• **STATED GOAL**:
Output, with no changes, the span of lines that opens with the line containing "Convert this document image to plain text." and closes with the last line.

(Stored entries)
--- Begin ---
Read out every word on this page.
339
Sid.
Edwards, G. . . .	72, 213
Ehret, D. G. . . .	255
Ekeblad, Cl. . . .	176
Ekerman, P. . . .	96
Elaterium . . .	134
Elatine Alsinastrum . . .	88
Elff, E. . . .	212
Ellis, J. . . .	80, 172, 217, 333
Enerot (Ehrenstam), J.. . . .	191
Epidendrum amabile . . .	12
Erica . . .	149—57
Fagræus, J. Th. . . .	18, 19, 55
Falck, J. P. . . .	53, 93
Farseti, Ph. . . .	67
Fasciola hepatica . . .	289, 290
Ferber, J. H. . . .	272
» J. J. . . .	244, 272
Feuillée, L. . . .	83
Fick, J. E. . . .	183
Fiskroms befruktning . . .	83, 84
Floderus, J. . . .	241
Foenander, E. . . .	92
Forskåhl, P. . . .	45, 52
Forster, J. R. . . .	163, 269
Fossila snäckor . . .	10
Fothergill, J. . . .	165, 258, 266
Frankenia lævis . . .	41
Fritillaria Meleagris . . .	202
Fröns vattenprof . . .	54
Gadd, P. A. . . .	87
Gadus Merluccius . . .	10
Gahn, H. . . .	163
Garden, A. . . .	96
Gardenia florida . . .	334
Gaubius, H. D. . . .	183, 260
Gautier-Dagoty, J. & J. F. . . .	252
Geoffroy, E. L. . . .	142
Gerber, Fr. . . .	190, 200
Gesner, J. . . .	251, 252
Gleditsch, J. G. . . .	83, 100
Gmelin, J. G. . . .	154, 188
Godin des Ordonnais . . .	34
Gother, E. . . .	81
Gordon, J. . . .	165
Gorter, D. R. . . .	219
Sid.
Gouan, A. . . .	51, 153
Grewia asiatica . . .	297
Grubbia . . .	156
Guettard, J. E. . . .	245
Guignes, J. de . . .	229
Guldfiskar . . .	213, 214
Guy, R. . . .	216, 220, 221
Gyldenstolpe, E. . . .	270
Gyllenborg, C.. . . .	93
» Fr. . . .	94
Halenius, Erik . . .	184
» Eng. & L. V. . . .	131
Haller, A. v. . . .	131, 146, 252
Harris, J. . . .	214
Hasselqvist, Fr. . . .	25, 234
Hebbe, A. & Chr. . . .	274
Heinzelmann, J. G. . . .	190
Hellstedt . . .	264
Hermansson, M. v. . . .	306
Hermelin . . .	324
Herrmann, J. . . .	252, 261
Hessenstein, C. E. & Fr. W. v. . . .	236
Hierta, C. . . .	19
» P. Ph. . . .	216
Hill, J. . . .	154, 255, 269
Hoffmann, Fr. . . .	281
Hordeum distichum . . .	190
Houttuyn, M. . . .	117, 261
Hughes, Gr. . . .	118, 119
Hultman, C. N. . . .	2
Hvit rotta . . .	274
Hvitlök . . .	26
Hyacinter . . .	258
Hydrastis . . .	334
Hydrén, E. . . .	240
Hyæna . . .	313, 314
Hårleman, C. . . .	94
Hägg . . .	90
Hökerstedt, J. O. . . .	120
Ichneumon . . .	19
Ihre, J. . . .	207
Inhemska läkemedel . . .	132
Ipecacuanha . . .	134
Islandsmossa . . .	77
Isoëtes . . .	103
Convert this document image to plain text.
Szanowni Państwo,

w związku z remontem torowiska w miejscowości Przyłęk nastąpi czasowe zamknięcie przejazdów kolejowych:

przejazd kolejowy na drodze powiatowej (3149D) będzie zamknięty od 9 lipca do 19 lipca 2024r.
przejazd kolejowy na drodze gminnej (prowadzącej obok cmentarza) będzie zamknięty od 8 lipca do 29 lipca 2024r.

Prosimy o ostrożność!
--- End ---
• **EXPECTED ANSWER**:
Convert this document image to plain text.
Szanowni Państwo,

w związku z remontem torowiska w miejscowości Przyłęk nastąpi czasowe zamknięcie przejazdów kolejowych:

przejazd kolejowy na drodze powiatowej (3149D) będzie zamknięty od 9 lipca do 19 lipca 2024r.
przejazd kolejowy na drodze gminnej (prowadzącej obok cmentarza) będzie zamknięty od 8 lipca do 29 lipca 2024r.

Prosimy o ostrożność!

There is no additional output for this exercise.